WHAT YOU WILL DO:
Can you copy out the data exactly? Leave the images out.

RECORDS SHOWN:
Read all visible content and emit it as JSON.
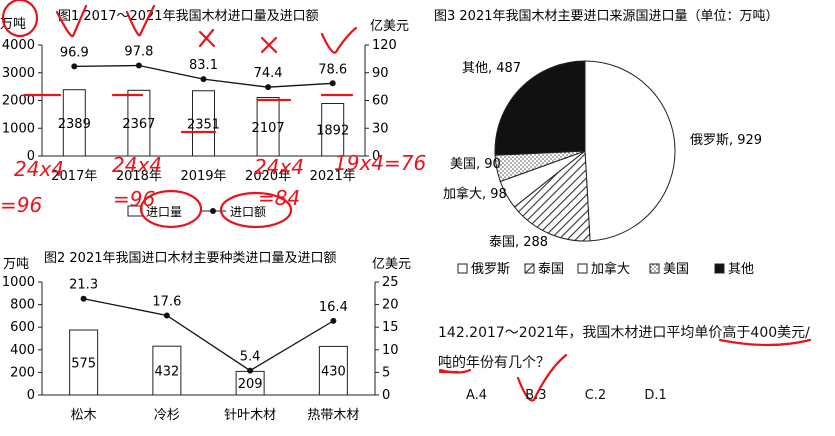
{
  "chart_data": [
    {
      "type": "bar+line",
      "title": "图1  2017～2021年我国木材进口量及进口额",
      "y_left_label": "万吨",
      "y_right_label": "亿美元",
      "categories": [
        "2017年",
        "2018年",
        "2019年",
        "2020年",
        "2021年"
      ],
      "series": [
        {
          "name": "进口量",
          "type": "bar",
          "axis": "left",
          "values": [
            2389,
            2367,
            2351,
            2107,
            1892
          ]
        },
        {
          "name": "进口额",
          "type": "line",
          "axis": "right",
          "values": [
            96.9,
            97.8,
            83.1,
            74.4,
            78.6
          ]
        }
      ],
      "y_left_ticks": [
        "0",
        "1000",
        "2000",
        "3000",
        "4000"
      ],
      "y_right_ticks": [
        "0",
        "30",
        "60",
        "90",
        "120"
      ],
      "ylim_left": [
        0,
        4000
      ],
      "ylim_right": [
        0,
        120
      ],
      "legend": [
        "进口量",
        "进口额"
      ],
      "legend_position": "bottom"
    },
    {
      "type": "bar+line",
      "title": "图2 2021年我国进口木材主要种类进口量及进口额",
      "y_left_label": "万吨",
      "y_right_label": "亿美元",
      "categories": [
        "松木",
        "冷杉",
        "针叶木材",
        "热带木材"
      ],
      "series": [
        {
          "name": "进口量",
          "type": "bar",
          "axis": "left",
          "values": [
            575,
            432,
            209,
            430
          ]
        },
        {
          "name": "进口额",
          "type": "line",
          "axis": "right",
          "values": [
            21.3,
            17.6,
            5.4,
            16.4
          ]
        }
      ],
      "y_left_ticks": [
        "0",
        "200",
        "400",
        "600",
        "800",
        "1000"
      ],
      "y_right_ticks": [
        "0",
        "5",
        "10",
        "15",
        "20",
        "25"
      ],
      "ylim_left": [
        0,
        1000
      ],
      "ylim_right": [
        0,
        25
      ]
    },
    {
      "type": "pie",
      "title": "图3 2021年我国木材主要进口来源国进口量（单位：万吨）",
      "slices": [
        {
          "name": "俄罗斯",
          "value": 929,
          "label": "俄罗斯, 929",
          "fill": "#ffffff"
        },
        {
          "name": "泰国",
          "value": 288,
          "label": "泰国, 288",
          "fill": "hatch"
        },
        {
          "name": "加拿大",
          "value": 98,
          "label": "加拿大, 98",
          "fill": "#ffffff"
        },
        {
          "name": "美国",
          "value": 90,
          "label": "美国, 90",
          "fill": "dots"
        },
        {
          "name": "其他",
          "value": 487,
          "label": "其他, 487",
          "fill": "#111111"
        }
      ],
      "legend": [
        "俄罗斯",
        "泰国",
        "加拿大",
        "美国",
        "其他"
      ],
      "legend_position": "bottom"
    }
  ],
  "question": {
    "text_line1": "142.2017～2021年，我国木材进口平均单价高于400美元/",
    "text_line2": "吨的年份有几个？",
    "options": [
      "A.4",
      "B.3",
      "C.2",
      "D.1"
    ]
  },
  "annotations": {
    "fig1_marks": [
      "✓",
      "✓",
      "×",
      "×",
      "✓"
    ],
    "calc_labels": [
      "24x4",
      "24x4",
      "24x4",
      "19x4=76",
      "=96",
      "=96",
      "=84"
    ],
    "accent_color": "#e8141c"
  }
}
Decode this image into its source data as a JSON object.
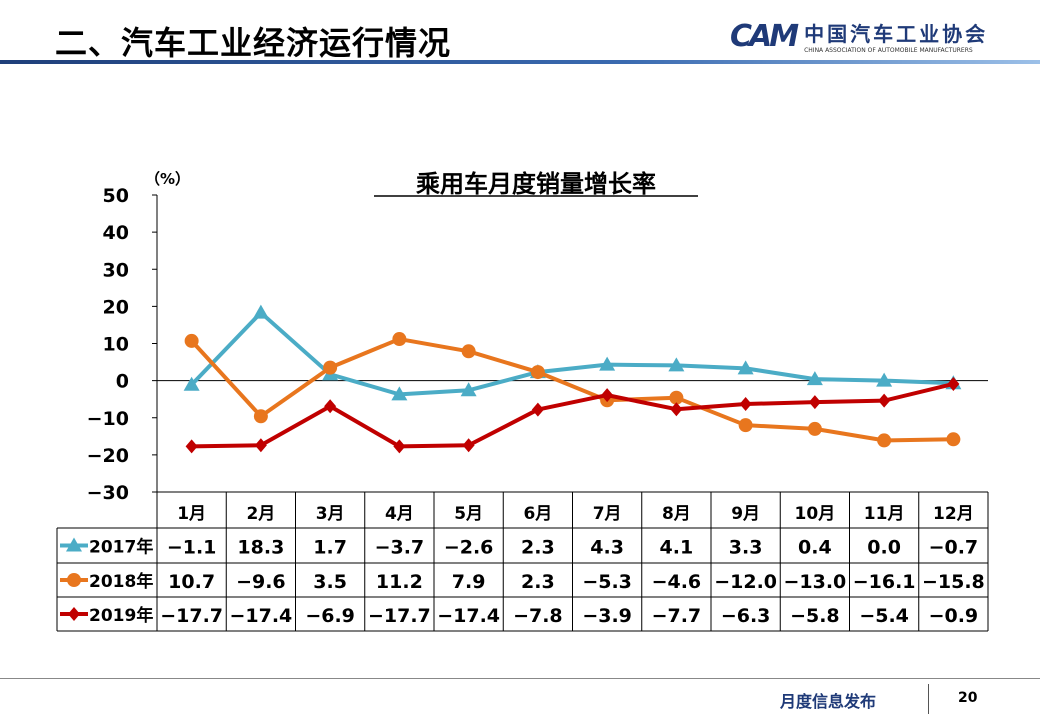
{
  "header": {
    "title": "二、汽车工业经济运行情况",
    "logo_mark": "CAM",
    "logo_cn": "中国汽车工业协会",
    "logo_en": "CHINA ASSOCIATION OF AUTOMOBILE MANUFACTURERS"
  },
  "footer": {
    "text": "月度信息发布",
    "page": "20"
  },
  "chart_data": {
    "type": "line",
    "title": "乘用车月度销量增长率",
    "ylabel": "（%）",
    "ylim": [
      -30,
      50
    ],
    "yticks": [
      "50",
      "40",
      "30",
      "20",
      "10",
      "0",
      "−10",
      "−20",
      "−30"
    ],
    "categories": [
      "1月",
      "2月",
      "3月",
      "4月",
      "5月",
      "6月",
      "7月",
      "8月",
      "9月",
      "10月",
      "11月",
      "12月"
    ],
    "series": [
      {
        "name": "2017年",
        "color": "#4bacc6",
        "marker": "triangle",
        "values": [
          -1.1,
          18.3,
          1.7,
          -3.7,
          -2.6,
          2.3,
          4.3,
          4.1,
          3.3,
          0.4,
          0.0,
          -0.7
        ],
        "labels": [
          "−1.1",
          "18.3",
          "1.7",
          "−3.7",
          "−2.6",
          "2.3",
          "4.3",
          "4.1",
          "3.3",
          "0.4",
          "0.0",
          "−0.7"
        ]
      },
      {
        "name": "2018年",
        "color": "#e8761e",
        "marker": "circle",
        "values": [
          10.7,
          -9.6,
          3.5,
          11.2,
          7.9,
          2.3,
          -5.3,
          -4.6,
          -12.0,
          -13.0,
          -16.1,
          -15.8
        ],
        "labels": [
          "10.7",
          "−9.6",
          "3.5",
          "11.2",
          "7.9",
          "2.3",
          "−5.3",
          "−4.6",
          "−12.0",
          "−13.0",
          "−16.1",
          "−15.8"
        ]
      },
      {
        "name": "2019年",
        "color": "#c00000",
        "marker": "diamond",
        "values": [
          -17.7,
          -17.4,
          -6.9,
          -17.7,
          -17.4,
          -7.8,
          -3.9,
          -7.7,
          -6.3,
          -5.8,
          -5.4,
          -0.9
        ],
        "labels": [
          "−17.7",
          "−17.4",
          "−6.9",
          "−17.7",
          "−17.4",
          "−7.8",
          "−3.9",
          "−7.7",
          "−6.3",
          "−5.8",
          "−5.4",
          "−0.9"
        ]
      }
    ],
    "legend": "table-left"
  }
}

RESPONSE TO THIS EXERCISE:
Read all visible content and emit it as JSON.
{
  "chart_data": [
    {
      "type": "bar+line",
      "title": "图1  2017～2021年我国木材进口量及进口额",
      "y_left_label": "万吨",
      "y_right_label": "亿美元",
      "categories": [
        "2017年",
        "2018年",
        "2019年",
        "2020年",
        "2021年"
      ],
      "series": [
        {
          "name": "进口量",
          "type": "bar",
          "axis": "left",
          "values": [
            2389,
            2367,
            2351,
            2107,
            1892
          ]
        },
        {
          "name": "进口额",
          "type": "line",
          "axis": "right",
          "values": [
            96.9,
            97.8,
            83.1,
            74.4,
            78.6
          ]
        }
      ],
      "y_left_ticks": [
        "0",
        "1000",
        "2000",
        "3000",
        "4000"
      ],
      "y_right_ticks": [
        "0",
        "30",
        "60",
        "90",
        "120"
      ],
      "ylim_left": [
        0,
        4000
      ],
      "ylim_right": [
        0,
        120
      ],
      "legend": [
        "进口量",
        "进口额"
      ],
      "legend_position": "bottom"
    },
    {
      "type": "bar+line",
      "title": "图2 2021年我国进口木材主要种类进口量及进口额",
      "y_left_label": "万吨",
      "y_right_label": "亿美元",
      "categories": [
        "松木",
        "冷杉",
        "针叶木材",
        "热带木材"
      ],
      "series": [
        {
          "name": "进口量",
          "type": "bar",
          "axis": "left",
          "values": [
            575,
            432,
            209,
            430
          ]
        },
        {
          "name": "进口额",
          "type": "line",
          "axis": "right",
          "values": [
            21.3,
            17.6,
            5.4,
            16.4
          ]
        }
      ],
      "y_left_ticks": [
        "0",
        "200",
        "400",
        "600",
        "800",
        "1000"
      ],
      "y_right_ticks": [
        "0",
        "5",
        "10",
        "15",
        "20",
        "25"
      ],
      "ylim_left": [
        0,
        1000
      ],
      "ylim_right": [
        0,
        25
      ]
    },
    {
      "type": "pie",
      "title": "图3 2021年我国木材主要进口来源国进口量（单位：万吨）",
      "slices": [
        {
          "name": "俄罗斯",
          "value": 929,
          "label": "俄罗斯, 929",
          "fill": "#ffffff"
        },
        {
          "name": "泰国",
          "value": 288,
          "label": "泰国, 288",
          "fill": "hatch"
        },
        {
          "name": "加拿大",
          "value": 98,
          "label": "加拿大, 98",
          "fill": "#ffffff"
        },
        {
          "name": "美国",
          "value": 90,
          "label": "美国, 90",
          "fill": "dots"
        },
        {
          "name": "其他",
          "value": 487,
          "label": "其他, 487",
          "fill": "#111111"
        }
      ],
      "legend": [
        "俄罗斯",
        "泰国",
        "加拿大",
        "美国",
        "其他"
      ],
      "legend_position": "bottom"
    }
  ],
  "question": {
    "text_line1": "142.2017～2021年，我国木材进口平均单价高于400美元/",
    "text_line2": "吨的年份有几个？",
    "options": [
      "A.4",
      "B.3",
      "C.2",
      "D.1"
    ]
  },
  "annotations": {
    "fig1_marks": [
      "✓",
      "✓",
      "×",
      "×",
      "✓"
    ],
    "calc_labels": [
      "24x4",
      "24x4",
      "24x4",
      "19x4=76",
      "=96",
      "=96",
      "=84"
    ],
    "accent_color": "#e8141c"
  }
}
Decode this image into its source data as a JSON object.
{
  "header": {
    "title": "二、汽车工业经济运行情况",
    "logo_mark": "CAM",
    "logo_cn": "中国汽车工业协会",
    "logo_en": "CHINA ASSOCIATION OF AUTOMOBILE MANUFACTURERS"
  },
  "footer": {
    "text": "月度信息发布",
    "page": "20"
  },
  "chart_data": {
    "type": "line",
    "title": "乘用车月度销量增长率",
    "ylabel": "（%）",
    "ylim": [
      -30,
      50
    ],
    "yticks": [
      "50",
      "40",
      "30",
      "20",
      "10",
      "0",
      "−10",
      "−20",
      "−30"
    ],
    "categories": [
      "1月",
      "2月",
      "3月",
      "4月",
      "5月",
      "6月",
      "7月",
      "8月",
      "9月",
      "10月",
      "11月",
      "12月"
    ],
    "series": [
      {
        "name": "2017年",
        "color": "#4bacc6",
        "marker": "triangle",
        "values": [
          -1.1,
          18.3,
          1.7,
          -3.7,
          -2.6,
          2.3,
          4.3,
          4.1,
          3.3,
          0.4,
          0.0,
          -0.7
        ],
        "labels": [
          "−1.1",
          "18.3",
          "1.7",
          "−3.7",
          "−2.6",
          "2.3",
          "4.3",
          "4.1",
          "3.3",
          "0.4",
          "0.0",
          "−0.7"
        ]
      },
      {
        "name": "2018年",
        "color": "#e8761e",
        "marker": "circle",
        "values": [
          10.7,
          -9.6,
          3.5,
          11.2,
          7.9,
          2.3,
          -5.3,
          -4.6,
          -12.0,
          -13.0,
          -16.1,
          -15.8
        ],
        "labels": [
          "10.7",
          "−9.6",
          "3.5",
          "11.2",
          "7.9",
          "2.3",
          "−5.3",
          "−4.6",
          "−12.0",
          "−13.0",
          "−16.1",
          "−15.8"
        ]
      },
      {
        "name": "2019年",
        "color": "#c00000",
        "marker": "diamond",
        "values": [
          -17.7,
          -17.4,
          -6.9,
          -17.7,
          -17.4,
          -7.8,
          -3.9,
          -7.7,
          -6.3,
          -5.8,
          -5.4,
          -0.9
        ],
        "labels": [
          "−17.7",
          "−17.4",
          "−6.9",
          "−17.7",
          "−17.4",
          "−7.8",
          "−3.9",
          "−7.7",
          "−6.3",
          "−5.8",
          "−5.4",
          "−0.9"
        ]
      }
    ],
    "legend": "table-left"
  }
}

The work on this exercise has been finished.